[Image-based layout entries]
================

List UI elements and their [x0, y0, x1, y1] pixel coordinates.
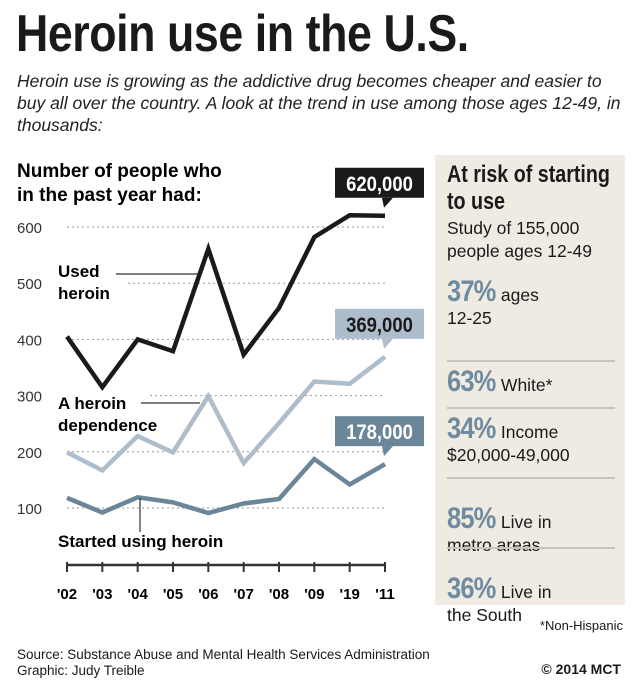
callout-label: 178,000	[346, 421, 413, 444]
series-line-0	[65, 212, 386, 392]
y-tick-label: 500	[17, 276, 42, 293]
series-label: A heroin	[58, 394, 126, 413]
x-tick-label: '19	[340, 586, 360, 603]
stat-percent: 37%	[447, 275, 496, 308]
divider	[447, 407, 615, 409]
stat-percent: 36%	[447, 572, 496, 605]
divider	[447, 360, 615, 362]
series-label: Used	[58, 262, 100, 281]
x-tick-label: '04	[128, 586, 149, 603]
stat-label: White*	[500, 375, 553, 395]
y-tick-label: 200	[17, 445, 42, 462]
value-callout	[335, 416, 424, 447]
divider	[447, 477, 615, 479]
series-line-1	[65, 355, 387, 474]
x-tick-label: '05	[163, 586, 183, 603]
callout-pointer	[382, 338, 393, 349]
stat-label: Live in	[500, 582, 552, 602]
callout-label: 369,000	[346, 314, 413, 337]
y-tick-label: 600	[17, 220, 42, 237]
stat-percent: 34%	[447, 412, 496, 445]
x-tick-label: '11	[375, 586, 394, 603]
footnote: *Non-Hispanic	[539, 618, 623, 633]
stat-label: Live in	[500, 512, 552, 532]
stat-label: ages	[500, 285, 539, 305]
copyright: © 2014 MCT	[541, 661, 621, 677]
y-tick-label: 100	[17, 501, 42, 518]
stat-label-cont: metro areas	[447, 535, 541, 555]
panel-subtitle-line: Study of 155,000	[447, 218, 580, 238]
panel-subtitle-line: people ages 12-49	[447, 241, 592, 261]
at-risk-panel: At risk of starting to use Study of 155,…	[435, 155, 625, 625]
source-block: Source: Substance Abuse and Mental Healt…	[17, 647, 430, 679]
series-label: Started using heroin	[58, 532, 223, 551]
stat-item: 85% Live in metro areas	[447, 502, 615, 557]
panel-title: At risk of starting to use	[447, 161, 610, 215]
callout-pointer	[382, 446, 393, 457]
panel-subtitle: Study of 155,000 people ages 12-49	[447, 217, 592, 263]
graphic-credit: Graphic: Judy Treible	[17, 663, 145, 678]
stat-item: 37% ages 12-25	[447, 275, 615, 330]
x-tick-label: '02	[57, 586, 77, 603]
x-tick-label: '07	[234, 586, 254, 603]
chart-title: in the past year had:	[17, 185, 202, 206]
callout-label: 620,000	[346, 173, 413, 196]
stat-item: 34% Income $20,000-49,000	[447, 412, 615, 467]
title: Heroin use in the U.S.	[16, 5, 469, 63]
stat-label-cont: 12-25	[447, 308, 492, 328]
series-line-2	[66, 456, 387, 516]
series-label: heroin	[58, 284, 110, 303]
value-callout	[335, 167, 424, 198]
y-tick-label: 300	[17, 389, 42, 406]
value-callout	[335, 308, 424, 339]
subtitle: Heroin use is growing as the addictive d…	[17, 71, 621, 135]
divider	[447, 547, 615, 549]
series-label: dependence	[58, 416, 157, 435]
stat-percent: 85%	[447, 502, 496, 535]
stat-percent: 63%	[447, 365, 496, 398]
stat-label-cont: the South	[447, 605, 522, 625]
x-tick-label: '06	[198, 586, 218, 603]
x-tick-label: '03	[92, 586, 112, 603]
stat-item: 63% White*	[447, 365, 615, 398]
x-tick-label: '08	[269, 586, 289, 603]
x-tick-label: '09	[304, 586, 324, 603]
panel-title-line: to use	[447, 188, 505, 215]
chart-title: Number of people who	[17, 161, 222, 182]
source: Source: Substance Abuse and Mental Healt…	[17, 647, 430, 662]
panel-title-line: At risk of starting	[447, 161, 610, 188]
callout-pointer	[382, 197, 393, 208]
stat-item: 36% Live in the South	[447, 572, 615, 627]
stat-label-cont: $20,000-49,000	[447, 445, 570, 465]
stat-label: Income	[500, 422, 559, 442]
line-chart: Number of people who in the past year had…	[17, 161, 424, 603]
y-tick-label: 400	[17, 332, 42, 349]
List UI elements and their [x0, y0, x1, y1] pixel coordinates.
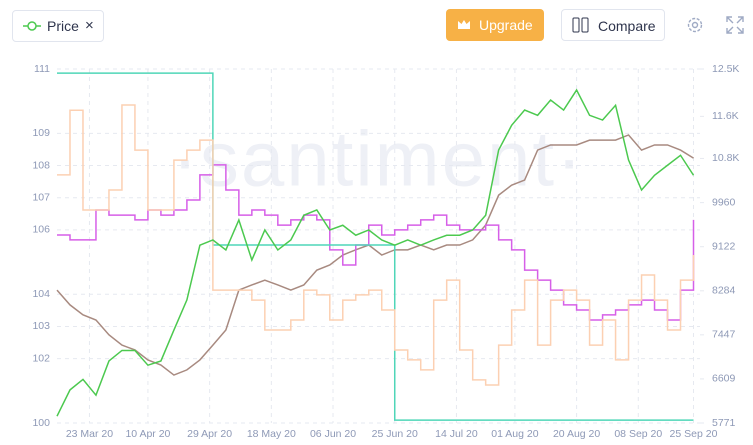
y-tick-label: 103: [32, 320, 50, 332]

================

Copy every line of all the entries above without changing a character, leaving out the pictures.

List UI elements and their [x0, y0, x1, y1] pixel coordinates.
callout-label: 178,000	[346, 421, 413, 444]
series-line-0	[65, 212, 386, 392]
y-tick-label: 500	[17, 276, 42, 293]
series-label: A heroin	[58, 394, 126, 413]
x-tick-label: '19	[340, 586, 360, 603]
stat-percent: 37%	[447, 275, 496, 308]
divider	[447, 407, 615, 409]
stat-percent: 36%	[447, 572, 496, 605]
divider	[447, 360, 615, 362]
series-label: Used	[58, 262, 100, 281]
x-tick-label: '04	[128, 586, 149, 603]
stat-label: White*	[500, 375, 553, 395]
y-tick-label: 200	[17, 445, 42, 462]
value-callout	[335, 416, 424, 447]
divider	[447, 477, 615, 479]
series-line-1	[65, 355, 387, 474]
x-tick-label: '05	[163, 586, 183, 603]
callout-pointer	[382, 338, 393, 349]
stat-label: Live in	[500, 582, 552, 602]
callout-label: 369,000	[346, 314, 413, 337]
y-tick-label: 600	[17, 220, 42, 237]
stat-percent: 34%	[447, 412, 496, 445]
x-tick-label: '11	[375, 586, 394, 603]
footnote: *Non-Hispanic	[539, 618, 623, 633]
stat-label: Live in	[500, 512, 552, 532]
stat-label: ages	[500, 285, 539, 305]
copyright: © 2014 MCT	[541, 661, 621, 677]
y-tick-label: 100	[17, 501, 42, 518]
stat-label-cont: metro areas	[447, 535, 541, 555]
panel-subtitle-line: Study of 155,000	[447, 218, 580, 238]
panel-subtitle-line: people ages 12-49	[447, 241, 592, 261]
at-risk-panel: At risk of starting to use Study of 155,…	[435, 155, 625, 625]
source-block: Source: Substance Abuse and Mental Healt…	[17, 647, 430, 679]
series-label: Started using heroin	[58, 532, 223, 551]
stat-item: 85% Live in metro areas	[447, 502, 615, 557]
panel-title: At risk of starting to use	[447, 161, 610, 215]
callout-pointer	[382, 446, 393, 457]
panel-subtitle: Study of 155,000 people ages 12-49	[447, 217, 592, 263]
graphic-credit: Graphic: Judy Treible	[17, 663, 145, 678]
stat-item: 37% ages 12-25	[447, 275, 615, 330]
x-tick-label: '02	[57, 586, 77, 603]
x-tick-label: '07	[234, 586, 254, 603]
chart-title: in the past year had:	[17, 185, 202, 206]
callout-label: 620,000	[346, 173, 413, 196]
stat-item: 34% Income $20,000-49,000	[447, 412, 615, 467]
title: Heroin use in the U.S.	[16, 5, 469, 63]
stat-label-cont: 12-25	[447, 308, 492, 328]
series-line-2	[66, 456, 387, 516]
series-label: heroin	[58, 284, 110, 303]
value-callout	[335, 167, 424, 198]
y-tick-label: 300	[17, 389, 42, 406]
value-callout	[335, 308, 424, 339]
subtitle: Heroin use is growing as the addictive d…	[17, 71, 621, 135]
divider	[447, 547, 615, 549]
series-label: dependence	[58, 416, 157, 435]
stat-percent: 85%	[447, 502, 496, 535]
stat-percent: 63%	[447, 365, 496, 398]
stat-label-cont: the South	[447, 605, 522, 625]
x-tick-label: '06	[198, 586, 218, 603]
x-tick-label: '03	[92, 586, 112, 603]
stat-item: 63% White*	[447, 365, 615, 398]
x-tick-label: '08	[269, 586, 289, 603]
x-tick-label: '09	[304, 586, 324, 603]
panel-title-line: to use	[447, 188, 505, 215]
chart-title: Number of people who	[17, 161, 222, 182]
source: Source: Substance Abuse and Mental Healt…	[17, 647, 430, 662]
panel-title-line: At risk of starting	[447, 161, 610, 188]
callout-pointer	[382, 197, 393, 208]
stat-item: 36% Live in the South	[447, 572, 615, 627]
stat-label-cont: $20,000-49,000	[447, 445, 570, 465]
stat-label: Income	[500, 422, 559, 442]
line-chart: Number of people who in the past year had…	[17, 161, 424, 603]
y-tick-label: 400	[17, 332, 42, 349]
List UI elements and their [x0, y0, x1, y1] pixel coordinates.
y-tick-label: 103: [32, 320, 50, 332]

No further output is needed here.